→ The request
Report how many lines in the records below contain the word "sig와". Give only the number.

→ Data
———
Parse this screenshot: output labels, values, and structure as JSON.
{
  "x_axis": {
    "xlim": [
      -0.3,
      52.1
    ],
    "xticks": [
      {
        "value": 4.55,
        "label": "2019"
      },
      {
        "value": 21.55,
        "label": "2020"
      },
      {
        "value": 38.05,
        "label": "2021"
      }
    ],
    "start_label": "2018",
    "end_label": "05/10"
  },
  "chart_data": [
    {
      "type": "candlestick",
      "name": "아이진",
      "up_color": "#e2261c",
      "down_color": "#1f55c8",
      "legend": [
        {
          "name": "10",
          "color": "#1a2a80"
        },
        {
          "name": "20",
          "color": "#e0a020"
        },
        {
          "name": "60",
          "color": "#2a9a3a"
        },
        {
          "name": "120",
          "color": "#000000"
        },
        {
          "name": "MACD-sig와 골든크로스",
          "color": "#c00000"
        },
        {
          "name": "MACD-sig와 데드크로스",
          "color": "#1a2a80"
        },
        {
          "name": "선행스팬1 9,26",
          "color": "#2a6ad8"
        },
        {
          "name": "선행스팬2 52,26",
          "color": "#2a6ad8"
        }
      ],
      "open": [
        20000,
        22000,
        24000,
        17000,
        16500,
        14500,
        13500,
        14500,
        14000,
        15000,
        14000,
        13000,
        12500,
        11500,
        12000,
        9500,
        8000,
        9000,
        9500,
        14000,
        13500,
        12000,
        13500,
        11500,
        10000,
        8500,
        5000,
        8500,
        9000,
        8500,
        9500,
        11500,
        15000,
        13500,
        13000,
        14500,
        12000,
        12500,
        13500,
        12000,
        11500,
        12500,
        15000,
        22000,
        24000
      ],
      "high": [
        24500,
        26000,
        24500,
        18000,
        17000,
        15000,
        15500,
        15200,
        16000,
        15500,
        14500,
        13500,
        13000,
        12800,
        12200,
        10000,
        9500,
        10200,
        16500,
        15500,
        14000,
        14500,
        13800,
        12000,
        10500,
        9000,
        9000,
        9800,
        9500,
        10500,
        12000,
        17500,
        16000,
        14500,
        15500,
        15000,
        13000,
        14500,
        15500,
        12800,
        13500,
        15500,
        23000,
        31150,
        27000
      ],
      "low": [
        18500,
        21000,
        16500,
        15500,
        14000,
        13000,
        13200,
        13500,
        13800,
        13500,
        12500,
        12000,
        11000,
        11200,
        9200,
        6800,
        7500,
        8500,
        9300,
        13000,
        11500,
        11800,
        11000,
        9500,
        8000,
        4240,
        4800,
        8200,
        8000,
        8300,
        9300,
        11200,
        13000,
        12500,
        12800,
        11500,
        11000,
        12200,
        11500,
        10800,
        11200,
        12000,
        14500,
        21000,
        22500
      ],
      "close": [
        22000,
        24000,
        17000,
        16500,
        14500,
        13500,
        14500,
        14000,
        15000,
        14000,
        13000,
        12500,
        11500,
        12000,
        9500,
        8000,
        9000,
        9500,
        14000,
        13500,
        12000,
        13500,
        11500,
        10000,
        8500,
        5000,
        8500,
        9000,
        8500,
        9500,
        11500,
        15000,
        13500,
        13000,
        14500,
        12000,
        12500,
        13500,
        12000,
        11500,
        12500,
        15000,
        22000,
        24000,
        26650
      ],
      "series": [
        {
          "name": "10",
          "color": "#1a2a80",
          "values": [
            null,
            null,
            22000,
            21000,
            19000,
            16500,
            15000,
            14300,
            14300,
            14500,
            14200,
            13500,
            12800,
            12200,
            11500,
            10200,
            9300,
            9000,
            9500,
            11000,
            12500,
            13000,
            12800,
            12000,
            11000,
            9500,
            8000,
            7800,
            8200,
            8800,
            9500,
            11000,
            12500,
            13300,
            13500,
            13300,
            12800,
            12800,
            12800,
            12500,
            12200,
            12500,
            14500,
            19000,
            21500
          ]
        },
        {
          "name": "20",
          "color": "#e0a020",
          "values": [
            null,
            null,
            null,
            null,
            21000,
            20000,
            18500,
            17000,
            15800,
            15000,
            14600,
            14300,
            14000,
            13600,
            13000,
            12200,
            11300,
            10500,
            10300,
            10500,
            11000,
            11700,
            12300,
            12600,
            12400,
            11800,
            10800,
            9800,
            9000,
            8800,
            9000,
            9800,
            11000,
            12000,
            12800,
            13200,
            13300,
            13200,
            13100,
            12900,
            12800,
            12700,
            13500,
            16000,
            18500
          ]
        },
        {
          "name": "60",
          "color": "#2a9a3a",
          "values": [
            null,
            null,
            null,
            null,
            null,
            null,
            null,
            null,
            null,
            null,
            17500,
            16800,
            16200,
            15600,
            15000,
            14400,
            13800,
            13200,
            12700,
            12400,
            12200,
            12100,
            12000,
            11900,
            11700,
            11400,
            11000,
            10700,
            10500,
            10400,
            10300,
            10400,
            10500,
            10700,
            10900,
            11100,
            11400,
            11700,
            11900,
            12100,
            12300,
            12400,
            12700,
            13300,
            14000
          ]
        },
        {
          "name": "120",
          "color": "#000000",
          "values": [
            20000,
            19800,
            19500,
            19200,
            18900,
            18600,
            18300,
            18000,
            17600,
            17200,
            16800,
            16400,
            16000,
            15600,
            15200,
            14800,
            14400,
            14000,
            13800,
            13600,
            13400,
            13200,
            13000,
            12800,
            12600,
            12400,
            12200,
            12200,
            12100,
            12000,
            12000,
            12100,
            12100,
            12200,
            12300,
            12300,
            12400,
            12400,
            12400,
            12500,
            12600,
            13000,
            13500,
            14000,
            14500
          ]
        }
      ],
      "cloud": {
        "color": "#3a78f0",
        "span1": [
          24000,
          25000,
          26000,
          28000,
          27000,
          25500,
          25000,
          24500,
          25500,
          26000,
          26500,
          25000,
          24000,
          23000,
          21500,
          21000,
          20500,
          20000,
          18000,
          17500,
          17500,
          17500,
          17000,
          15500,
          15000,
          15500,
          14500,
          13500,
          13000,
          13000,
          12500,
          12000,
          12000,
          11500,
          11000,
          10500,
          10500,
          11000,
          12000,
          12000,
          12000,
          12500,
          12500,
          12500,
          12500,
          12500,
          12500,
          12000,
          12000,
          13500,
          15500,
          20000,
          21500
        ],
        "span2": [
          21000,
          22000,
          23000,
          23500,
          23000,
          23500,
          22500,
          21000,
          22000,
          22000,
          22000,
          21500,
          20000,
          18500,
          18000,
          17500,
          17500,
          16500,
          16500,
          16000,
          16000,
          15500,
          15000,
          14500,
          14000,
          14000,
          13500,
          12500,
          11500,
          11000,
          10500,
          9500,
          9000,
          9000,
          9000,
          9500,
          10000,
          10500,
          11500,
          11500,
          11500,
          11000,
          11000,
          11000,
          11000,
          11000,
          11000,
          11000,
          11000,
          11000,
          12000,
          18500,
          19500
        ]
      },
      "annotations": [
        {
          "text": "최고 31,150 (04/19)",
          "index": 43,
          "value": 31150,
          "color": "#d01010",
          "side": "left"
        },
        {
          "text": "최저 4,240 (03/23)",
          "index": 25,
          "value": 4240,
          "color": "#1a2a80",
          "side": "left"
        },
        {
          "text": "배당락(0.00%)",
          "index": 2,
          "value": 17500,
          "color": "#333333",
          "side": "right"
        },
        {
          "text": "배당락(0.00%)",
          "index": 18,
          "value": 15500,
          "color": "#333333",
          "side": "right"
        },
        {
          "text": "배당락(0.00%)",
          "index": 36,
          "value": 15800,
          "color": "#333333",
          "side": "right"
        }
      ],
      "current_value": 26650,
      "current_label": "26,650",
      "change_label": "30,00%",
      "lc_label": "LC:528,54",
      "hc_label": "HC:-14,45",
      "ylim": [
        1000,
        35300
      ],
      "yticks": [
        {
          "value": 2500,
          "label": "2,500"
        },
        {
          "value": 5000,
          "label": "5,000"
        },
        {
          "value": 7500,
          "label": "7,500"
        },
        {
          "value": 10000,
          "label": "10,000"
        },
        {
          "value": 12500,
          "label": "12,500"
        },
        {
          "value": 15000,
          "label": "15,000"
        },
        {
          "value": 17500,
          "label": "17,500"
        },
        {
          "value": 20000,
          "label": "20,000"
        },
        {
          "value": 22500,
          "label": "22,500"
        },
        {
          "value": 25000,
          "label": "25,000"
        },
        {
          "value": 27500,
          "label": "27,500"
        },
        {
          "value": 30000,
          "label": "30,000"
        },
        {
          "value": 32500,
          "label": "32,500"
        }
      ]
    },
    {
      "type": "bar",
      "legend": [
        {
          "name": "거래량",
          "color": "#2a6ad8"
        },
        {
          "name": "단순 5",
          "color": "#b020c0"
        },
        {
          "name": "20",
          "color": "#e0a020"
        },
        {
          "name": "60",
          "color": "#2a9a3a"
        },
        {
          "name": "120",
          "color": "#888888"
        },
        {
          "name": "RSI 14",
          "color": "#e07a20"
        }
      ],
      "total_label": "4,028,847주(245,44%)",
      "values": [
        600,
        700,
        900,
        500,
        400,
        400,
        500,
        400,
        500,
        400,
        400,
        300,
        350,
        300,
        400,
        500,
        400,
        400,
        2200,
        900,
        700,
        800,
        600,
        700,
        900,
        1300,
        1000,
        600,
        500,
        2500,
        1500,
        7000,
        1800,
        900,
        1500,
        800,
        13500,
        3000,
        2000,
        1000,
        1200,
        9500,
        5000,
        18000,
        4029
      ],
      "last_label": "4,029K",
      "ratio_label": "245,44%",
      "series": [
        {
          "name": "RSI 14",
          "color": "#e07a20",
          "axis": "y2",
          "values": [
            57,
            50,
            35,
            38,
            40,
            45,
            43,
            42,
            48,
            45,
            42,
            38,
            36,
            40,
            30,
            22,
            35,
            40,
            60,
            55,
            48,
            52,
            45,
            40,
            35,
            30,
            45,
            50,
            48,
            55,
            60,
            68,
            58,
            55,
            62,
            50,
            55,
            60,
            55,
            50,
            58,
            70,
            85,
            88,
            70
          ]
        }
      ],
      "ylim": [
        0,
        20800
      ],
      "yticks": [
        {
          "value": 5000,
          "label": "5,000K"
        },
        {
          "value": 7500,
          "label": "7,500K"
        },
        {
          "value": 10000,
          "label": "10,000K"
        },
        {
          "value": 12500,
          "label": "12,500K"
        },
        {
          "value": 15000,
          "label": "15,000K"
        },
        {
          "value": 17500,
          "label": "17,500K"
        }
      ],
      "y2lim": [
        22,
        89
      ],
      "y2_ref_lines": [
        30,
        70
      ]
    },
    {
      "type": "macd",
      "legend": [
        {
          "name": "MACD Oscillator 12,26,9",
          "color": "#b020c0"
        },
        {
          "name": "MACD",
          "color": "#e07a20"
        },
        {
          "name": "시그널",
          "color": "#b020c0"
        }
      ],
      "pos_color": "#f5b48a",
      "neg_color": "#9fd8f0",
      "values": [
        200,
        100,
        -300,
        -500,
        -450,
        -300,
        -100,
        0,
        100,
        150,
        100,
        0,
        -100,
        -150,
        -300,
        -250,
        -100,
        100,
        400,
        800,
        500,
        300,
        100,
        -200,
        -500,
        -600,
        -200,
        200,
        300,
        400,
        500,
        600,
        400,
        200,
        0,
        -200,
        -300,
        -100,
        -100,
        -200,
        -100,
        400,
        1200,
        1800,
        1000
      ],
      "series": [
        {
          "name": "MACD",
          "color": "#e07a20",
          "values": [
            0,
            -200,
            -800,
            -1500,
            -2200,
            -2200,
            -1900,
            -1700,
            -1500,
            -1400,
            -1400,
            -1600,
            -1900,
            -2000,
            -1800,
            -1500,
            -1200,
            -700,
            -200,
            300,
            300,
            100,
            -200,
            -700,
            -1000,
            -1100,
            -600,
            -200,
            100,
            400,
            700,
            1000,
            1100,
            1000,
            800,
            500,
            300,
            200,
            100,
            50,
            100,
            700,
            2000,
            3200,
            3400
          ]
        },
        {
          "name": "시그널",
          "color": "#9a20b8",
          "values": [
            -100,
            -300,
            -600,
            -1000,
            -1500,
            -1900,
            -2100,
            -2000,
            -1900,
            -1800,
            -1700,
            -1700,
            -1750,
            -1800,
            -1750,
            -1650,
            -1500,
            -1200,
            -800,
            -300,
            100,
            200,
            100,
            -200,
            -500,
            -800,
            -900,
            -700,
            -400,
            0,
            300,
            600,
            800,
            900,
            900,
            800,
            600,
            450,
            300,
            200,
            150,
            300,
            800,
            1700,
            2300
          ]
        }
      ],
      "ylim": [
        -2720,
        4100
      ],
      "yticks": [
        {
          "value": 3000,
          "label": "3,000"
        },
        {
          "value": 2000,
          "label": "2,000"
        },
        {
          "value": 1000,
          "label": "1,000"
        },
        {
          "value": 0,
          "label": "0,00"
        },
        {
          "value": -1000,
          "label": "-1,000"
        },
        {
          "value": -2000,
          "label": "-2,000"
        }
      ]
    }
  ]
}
———
→ Task result
2